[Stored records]
━━━━━━━━━━━━━━━━━━━━━━━━━━━━━━

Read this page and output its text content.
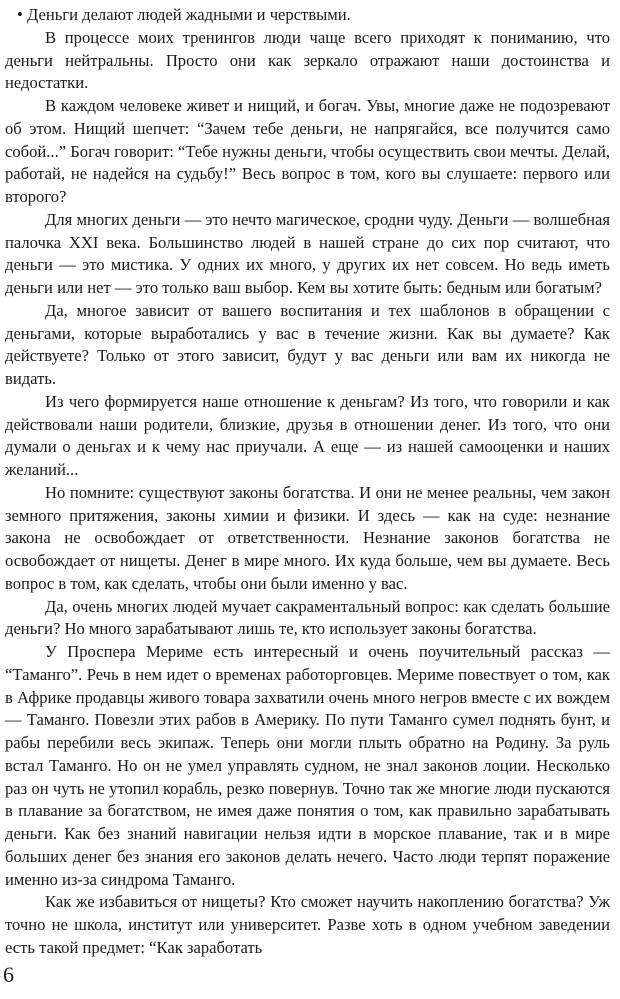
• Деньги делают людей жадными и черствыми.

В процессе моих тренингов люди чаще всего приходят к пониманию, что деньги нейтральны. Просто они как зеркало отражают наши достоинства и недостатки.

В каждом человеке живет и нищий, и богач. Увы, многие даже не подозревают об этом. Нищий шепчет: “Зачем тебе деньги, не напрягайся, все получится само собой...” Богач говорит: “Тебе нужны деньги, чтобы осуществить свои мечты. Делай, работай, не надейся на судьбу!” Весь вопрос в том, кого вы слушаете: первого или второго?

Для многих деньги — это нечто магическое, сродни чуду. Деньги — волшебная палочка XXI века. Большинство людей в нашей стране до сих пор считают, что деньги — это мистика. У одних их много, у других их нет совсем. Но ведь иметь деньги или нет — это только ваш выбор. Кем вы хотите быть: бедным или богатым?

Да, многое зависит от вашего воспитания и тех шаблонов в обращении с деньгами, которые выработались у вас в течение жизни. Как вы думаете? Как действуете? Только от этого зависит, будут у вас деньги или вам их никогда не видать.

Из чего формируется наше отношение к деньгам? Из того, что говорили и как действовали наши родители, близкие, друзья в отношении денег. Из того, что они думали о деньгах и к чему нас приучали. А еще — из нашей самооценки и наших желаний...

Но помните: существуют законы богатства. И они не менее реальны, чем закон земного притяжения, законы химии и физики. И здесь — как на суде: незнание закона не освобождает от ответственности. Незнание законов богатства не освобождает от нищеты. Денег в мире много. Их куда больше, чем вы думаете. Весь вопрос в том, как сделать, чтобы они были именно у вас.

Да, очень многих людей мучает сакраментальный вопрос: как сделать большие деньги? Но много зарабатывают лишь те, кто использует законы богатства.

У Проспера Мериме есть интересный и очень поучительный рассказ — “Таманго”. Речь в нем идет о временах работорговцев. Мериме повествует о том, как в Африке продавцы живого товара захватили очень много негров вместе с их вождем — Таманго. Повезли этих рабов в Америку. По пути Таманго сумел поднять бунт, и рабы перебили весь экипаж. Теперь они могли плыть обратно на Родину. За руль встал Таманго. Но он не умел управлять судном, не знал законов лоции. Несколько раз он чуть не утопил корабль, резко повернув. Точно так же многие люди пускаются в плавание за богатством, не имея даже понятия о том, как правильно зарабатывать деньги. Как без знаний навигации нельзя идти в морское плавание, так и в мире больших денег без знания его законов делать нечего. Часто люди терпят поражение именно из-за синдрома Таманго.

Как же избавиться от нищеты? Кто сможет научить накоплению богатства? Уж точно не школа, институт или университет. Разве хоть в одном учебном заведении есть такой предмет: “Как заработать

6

━━━━━━━━━━━━━━━━━━━━━━━━━━━━━━

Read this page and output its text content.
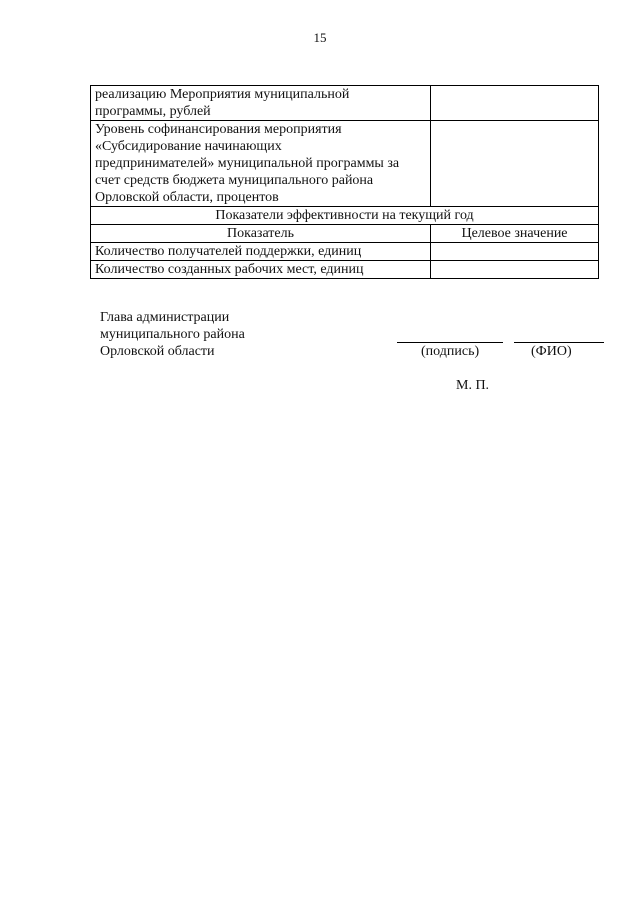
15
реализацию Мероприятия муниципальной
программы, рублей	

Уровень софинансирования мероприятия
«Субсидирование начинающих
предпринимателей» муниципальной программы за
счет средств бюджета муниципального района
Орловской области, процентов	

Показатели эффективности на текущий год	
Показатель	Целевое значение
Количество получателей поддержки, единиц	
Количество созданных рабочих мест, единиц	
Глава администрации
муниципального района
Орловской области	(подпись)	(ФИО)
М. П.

━━━━━━━━━━━━━━━━━━━━━━━━━━━━━━

## EXERCISE
Show every line above in which the word "района" occurs.

## ANSWER IN FULL
счет средств бюджета муниципального района
муниципального района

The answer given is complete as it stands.